▸ **WHAT YOU HAVE TO DO**: Each line of the data that includes the string "elektrischen" is to be copied out.

Begin RAW RECORDS

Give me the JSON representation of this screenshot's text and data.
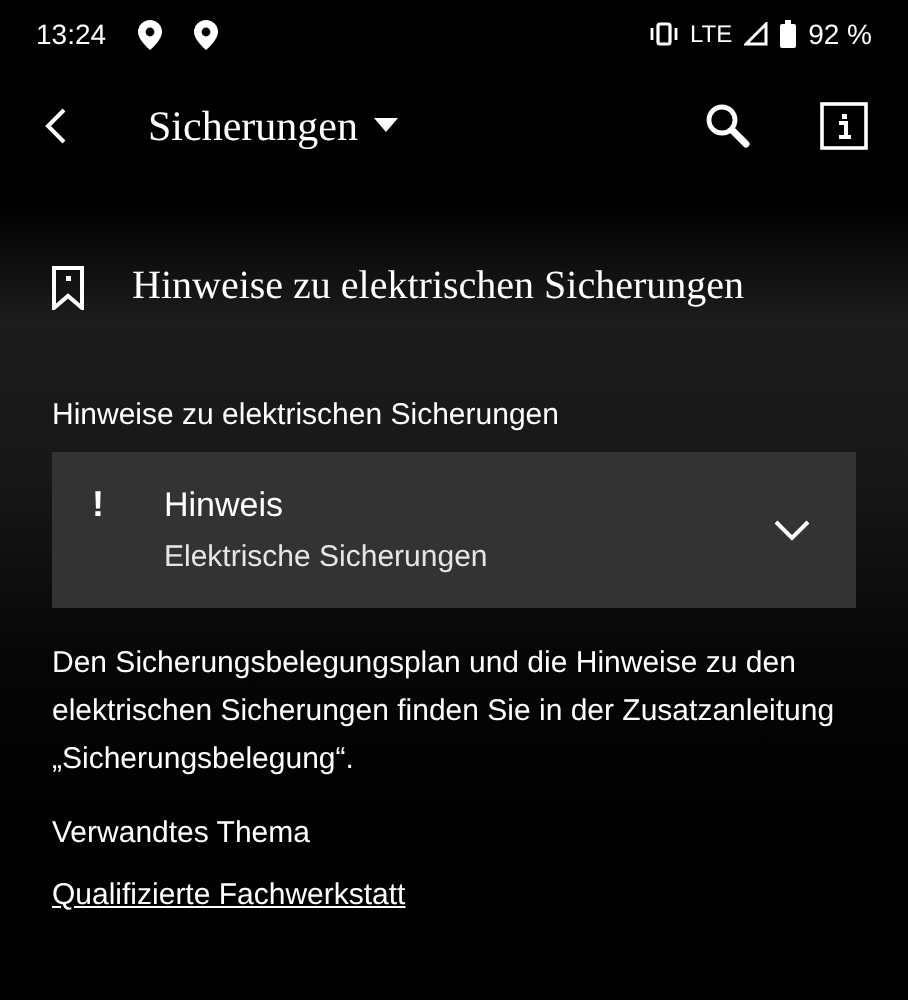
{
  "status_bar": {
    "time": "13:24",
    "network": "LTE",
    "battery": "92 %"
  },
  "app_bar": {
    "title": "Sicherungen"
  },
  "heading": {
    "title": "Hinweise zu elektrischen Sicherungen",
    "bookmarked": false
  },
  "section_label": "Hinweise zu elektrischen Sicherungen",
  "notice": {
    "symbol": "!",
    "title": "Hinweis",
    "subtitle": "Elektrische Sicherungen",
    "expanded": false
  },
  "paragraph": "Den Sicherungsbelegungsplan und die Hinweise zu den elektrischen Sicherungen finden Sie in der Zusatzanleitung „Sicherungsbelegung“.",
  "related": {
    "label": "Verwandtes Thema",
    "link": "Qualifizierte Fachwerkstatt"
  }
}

End RAW RECORDS

▸ **RESULT FOR THIS TASK**:
    "title": "Hinweise zu elektrischen Sicherungen",
  "section_label": "Hinweise zu elektrischen Sicherungen",
  "paragraph": "Den Sicherungsbelegungsplan und die Hinweise zu den elektrischen Sicherungen finden Sie in der Zusatzanleitung „Sicherungsbelegung“.",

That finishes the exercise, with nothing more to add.